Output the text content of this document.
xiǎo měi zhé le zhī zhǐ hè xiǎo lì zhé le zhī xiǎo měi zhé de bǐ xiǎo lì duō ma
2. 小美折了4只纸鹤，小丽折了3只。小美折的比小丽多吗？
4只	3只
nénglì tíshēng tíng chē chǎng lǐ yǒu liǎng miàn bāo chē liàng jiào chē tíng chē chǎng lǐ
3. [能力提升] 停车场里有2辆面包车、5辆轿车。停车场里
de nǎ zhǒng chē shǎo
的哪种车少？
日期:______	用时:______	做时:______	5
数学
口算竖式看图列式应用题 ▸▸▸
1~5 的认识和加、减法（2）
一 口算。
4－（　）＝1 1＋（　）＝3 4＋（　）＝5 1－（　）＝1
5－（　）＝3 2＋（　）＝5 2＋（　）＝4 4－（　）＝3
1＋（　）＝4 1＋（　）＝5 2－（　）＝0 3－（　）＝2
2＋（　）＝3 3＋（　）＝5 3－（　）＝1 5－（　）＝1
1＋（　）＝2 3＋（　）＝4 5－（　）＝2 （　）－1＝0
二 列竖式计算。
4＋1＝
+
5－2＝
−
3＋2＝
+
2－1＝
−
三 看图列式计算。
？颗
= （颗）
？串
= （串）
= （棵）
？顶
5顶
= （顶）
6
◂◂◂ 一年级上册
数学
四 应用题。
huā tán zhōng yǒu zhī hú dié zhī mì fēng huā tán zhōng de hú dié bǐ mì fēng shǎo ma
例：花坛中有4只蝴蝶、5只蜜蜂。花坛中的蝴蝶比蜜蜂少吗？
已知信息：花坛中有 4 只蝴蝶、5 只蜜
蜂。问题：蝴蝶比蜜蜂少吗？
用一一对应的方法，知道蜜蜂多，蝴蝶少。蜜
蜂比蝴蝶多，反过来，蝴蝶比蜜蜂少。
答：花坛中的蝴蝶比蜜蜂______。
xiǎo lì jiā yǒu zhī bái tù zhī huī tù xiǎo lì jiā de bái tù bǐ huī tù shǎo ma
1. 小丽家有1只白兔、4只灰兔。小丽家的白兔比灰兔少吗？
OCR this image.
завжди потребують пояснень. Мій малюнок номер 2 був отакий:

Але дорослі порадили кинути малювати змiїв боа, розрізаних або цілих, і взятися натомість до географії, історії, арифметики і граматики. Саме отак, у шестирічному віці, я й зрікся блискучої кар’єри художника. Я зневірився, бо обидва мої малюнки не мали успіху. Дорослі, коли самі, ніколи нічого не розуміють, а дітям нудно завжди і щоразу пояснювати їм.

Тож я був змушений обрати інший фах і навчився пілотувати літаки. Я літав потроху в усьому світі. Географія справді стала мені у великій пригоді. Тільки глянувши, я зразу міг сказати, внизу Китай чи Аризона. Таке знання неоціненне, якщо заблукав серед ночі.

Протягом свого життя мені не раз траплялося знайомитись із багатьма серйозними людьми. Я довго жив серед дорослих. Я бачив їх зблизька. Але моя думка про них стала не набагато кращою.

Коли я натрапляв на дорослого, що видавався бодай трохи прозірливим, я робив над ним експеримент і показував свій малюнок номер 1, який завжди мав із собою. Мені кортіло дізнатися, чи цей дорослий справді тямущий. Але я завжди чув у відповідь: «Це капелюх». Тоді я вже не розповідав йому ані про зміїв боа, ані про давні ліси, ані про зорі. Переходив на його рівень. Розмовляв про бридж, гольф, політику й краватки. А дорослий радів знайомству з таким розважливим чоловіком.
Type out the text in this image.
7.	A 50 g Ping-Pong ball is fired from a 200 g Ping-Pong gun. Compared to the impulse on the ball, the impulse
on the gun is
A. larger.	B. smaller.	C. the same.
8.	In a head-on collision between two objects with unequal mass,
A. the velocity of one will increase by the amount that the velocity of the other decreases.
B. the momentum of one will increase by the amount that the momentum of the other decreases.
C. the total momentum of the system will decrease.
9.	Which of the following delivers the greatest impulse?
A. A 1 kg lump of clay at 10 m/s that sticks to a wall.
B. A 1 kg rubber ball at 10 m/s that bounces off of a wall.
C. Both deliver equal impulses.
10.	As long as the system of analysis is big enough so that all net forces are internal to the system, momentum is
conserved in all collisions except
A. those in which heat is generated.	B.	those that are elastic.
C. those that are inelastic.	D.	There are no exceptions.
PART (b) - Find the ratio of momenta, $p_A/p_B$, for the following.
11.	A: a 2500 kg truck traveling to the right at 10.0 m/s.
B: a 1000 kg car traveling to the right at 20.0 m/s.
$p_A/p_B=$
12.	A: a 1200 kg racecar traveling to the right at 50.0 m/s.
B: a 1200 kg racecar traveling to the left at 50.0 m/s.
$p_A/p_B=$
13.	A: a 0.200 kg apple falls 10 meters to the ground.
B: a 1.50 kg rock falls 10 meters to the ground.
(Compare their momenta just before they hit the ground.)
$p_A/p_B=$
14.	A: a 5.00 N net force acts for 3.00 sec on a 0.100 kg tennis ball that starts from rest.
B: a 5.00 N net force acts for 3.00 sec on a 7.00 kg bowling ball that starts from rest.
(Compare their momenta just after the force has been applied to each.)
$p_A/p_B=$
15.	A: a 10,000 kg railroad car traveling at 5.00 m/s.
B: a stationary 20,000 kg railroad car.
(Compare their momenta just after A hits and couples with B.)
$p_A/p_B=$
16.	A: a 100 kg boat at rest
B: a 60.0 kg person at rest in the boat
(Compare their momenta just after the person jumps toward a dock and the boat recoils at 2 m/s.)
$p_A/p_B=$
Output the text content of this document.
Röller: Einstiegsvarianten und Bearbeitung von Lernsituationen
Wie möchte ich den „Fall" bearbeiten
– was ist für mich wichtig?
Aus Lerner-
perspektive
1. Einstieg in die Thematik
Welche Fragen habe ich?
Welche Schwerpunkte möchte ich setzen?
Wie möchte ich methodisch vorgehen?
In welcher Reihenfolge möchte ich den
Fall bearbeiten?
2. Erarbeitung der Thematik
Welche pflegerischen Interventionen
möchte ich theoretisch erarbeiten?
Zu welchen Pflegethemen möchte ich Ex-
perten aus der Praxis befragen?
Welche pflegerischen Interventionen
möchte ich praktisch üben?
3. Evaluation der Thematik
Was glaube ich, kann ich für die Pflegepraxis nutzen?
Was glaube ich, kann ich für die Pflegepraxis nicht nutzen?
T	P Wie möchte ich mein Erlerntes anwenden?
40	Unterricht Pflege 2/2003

▶ _WRITTEN EXERCISE_
Answer with one number: how many lines in the listing hold "other".

▶ _RESULT_
2